*Your task*.
Return the data verbatim, starting with its first line and stopping after the line that contains "311, 720, 336]".

....

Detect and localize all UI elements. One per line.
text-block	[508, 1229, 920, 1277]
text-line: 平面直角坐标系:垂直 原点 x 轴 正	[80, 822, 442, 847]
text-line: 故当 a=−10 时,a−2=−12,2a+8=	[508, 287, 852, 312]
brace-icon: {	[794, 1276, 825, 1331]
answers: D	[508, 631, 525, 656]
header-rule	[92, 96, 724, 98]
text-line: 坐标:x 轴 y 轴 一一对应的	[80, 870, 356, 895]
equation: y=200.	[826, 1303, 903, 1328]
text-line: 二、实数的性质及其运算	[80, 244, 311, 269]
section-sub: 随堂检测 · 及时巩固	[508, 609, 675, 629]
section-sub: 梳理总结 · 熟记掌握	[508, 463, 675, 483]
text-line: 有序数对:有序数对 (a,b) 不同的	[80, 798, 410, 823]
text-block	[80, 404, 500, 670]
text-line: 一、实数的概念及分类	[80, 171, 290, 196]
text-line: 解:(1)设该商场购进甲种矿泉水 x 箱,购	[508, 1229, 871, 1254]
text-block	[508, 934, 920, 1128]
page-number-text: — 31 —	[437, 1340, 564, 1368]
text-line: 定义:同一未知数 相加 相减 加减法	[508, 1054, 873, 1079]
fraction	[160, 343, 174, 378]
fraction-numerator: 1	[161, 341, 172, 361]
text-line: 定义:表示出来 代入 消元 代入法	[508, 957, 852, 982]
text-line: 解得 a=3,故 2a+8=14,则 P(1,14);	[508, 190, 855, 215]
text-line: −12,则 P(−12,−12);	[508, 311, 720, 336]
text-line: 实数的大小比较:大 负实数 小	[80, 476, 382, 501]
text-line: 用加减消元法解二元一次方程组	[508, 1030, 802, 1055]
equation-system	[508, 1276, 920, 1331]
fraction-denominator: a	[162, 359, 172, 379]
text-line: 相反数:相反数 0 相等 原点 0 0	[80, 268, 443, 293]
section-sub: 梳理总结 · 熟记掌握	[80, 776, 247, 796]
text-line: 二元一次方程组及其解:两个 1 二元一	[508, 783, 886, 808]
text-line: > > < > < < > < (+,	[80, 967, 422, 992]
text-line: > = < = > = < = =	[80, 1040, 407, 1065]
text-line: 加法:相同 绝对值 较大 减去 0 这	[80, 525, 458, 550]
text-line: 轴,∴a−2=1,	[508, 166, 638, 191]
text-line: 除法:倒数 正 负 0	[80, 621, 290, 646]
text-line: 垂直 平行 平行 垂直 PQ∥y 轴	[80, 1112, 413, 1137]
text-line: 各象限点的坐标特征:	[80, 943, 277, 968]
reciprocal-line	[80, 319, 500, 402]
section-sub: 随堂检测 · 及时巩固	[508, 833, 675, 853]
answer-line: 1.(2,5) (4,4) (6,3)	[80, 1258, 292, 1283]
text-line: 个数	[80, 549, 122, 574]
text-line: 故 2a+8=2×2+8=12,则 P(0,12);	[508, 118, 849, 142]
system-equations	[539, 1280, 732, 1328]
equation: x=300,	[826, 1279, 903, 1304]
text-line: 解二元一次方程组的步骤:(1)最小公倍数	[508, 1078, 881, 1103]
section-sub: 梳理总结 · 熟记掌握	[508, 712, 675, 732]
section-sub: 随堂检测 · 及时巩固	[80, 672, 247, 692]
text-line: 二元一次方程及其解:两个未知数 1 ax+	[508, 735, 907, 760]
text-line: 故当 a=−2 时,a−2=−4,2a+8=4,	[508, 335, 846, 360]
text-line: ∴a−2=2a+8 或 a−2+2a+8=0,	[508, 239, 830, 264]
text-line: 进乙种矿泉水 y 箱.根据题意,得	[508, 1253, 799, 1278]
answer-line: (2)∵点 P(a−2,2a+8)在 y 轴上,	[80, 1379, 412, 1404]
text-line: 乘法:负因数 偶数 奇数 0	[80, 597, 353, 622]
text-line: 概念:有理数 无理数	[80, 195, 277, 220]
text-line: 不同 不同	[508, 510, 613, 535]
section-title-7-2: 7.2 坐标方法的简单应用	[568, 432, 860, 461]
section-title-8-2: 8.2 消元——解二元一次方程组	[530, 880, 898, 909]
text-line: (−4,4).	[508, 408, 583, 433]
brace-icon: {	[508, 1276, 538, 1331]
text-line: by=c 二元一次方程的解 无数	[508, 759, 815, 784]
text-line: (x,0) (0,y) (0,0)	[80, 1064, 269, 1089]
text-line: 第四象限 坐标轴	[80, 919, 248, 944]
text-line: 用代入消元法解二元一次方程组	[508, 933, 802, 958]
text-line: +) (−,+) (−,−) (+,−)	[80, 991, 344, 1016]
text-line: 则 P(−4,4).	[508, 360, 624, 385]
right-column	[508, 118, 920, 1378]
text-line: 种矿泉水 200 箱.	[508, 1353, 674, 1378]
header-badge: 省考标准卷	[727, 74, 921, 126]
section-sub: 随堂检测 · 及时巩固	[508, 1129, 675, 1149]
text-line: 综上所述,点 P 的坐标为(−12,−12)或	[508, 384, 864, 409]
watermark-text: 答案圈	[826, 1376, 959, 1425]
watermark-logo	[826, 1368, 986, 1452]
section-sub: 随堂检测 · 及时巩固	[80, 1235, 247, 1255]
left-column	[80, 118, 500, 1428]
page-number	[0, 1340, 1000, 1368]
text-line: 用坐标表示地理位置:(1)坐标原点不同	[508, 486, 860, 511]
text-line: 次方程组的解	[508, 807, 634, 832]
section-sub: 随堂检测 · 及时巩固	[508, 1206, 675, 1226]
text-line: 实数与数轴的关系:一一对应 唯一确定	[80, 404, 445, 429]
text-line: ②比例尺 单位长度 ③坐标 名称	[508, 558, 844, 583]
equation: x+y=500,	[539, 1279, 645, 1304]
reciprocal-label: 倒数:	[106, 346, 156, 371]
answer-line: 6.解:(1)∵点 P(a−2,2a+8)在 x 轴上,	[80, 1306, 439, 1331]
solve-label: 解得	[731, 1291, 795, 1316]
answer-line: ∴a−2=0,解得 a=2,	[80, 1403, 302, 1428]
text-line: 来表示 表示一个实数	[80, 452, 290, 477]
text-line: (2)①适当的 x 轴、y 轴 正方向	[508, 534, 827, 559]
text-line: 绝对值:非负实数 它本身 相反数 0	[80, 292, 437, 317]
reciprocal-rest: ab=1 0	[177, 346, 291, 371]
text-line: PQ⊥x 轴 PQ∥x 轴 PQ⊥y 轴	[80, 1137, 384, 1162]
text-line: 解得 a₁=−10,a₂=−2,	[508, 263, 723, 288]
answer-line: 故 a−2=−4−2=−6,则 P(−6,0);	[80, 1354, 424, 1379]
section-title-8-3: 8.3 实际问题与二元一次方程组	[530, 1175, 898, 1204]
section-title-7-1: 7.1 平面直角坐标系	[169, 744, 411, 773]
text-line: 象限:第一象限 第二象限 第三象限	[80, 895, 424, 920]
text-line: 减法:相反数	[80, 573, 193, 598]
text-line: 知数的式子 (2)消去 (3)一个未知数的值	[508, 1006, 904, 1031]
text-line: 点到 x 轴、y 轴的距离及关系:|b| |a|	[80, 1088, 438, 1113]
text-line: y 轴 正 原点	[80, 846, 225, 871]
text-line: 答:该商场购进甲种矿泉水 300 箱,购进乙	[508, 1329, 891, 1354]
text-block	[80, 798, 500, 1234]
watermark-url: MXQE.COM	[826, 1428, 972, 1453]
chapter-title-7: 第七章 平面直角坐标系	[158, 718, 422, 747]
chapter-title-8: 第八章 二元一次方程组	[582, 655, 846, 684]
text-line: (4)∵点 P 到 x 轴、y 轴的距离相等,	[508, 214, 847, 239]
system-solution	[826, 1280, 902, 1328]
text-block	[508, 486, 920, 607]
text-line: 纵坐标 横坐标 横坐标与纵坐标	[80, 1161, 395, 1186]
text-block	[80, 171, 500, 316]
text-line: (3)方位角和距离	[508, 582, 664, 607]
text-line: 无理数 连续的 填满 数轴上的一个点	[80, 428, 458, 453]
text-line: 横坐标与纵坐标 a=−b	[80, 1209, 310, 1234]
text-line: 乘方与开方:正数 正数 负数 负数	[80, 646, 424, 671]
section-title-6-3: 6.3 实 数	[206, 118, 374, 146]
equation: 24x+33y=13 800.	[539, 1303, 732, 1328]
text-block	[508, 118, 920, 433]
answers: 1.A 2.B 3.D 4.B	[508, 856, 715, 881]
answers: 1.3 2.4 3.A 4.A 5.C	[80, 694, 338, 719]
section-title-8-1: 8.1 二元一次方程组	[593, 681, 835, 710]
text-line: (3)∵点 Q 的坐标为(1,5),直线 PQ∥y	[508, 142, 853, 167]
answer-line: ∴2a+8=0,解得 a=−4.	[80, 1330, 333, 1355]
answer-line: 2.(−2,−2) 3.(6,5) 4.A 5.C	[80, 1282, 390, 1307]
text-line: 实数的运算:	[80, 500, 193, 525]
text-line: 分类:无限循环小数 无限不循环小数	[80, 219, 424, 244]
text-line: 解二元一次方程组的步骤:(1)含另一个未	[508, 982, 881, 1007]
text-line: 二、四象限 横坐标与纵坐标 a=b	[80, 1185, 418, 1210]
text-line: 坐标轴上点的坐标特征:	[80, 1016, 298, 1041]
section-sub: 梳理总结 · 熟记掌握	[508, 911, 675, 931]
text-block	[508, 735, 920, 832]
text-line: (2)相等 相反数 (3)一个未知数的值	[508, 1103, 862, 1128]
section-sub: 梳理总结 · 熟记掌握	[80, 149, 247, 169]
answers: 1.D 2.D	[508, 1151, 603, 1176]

....

*Correct output*.
Detect and localize all UI elements. One per line.
text-block	[508, 1229, 920, 1277]
text-line: 平面直角坐标系:垂直 原点 x 轴 正	[80, 822, 442, 847]
text-line: 故当 a=−10 时,a−2=−12,2a+8=	[508, 287, 852, 312]
brace-icon: {	[794, 1276, 825, 1331]
answers: D	[508, 631, 525, 656]
header-rule	[92, 96, 724, 98]
text-line: 坐标:x 轴 y 轴 一一对应的	[80, 870, 356, 895]
equation: y=200.	[826, 1303, 903, 1328]
text-line: 二、实数的性质及其运算	[80, 244, 311, 269]
section-sub: 随堂检测 · 及时巩固	[508, 609, 675, 629]
section-sub: 梳理总结 · 熟记掌握	[508, 463, 675, 483]
text-line: 有序数对:有序数对 (a,b) 不同的	[80, 798, 410, 823]
text-block	[80, 404, 500, 670]
text-line: 一、实数的概念及分类	[80, 171, 290, 196]
text-line: 解:(1)设该商场购进甲种矿泉水 x 箱,购	[508, 1229, 871, 1254]
text-block	[508, 934, 920, 1128]
page-number-text: — 31 —	[437, 1340, 564, 1368]
text-line: 定义:同一未知数 相加 相减 加减法	[508, 1054, 873, 1079]
fraction	[160, 343, 174, 378]
fraction-numerator: 1	[161, 341, 172, 361]
text-line: 定义:表示出来 代入 消元 代入法	[508, 957, 852, 982]
text-line: 解得 a=3,故 2a+8=14,则 P(1,14);	[508, 190, 855, 215]
text-line: −12,则 P(−12,−12);	[508, 311, 720, 336]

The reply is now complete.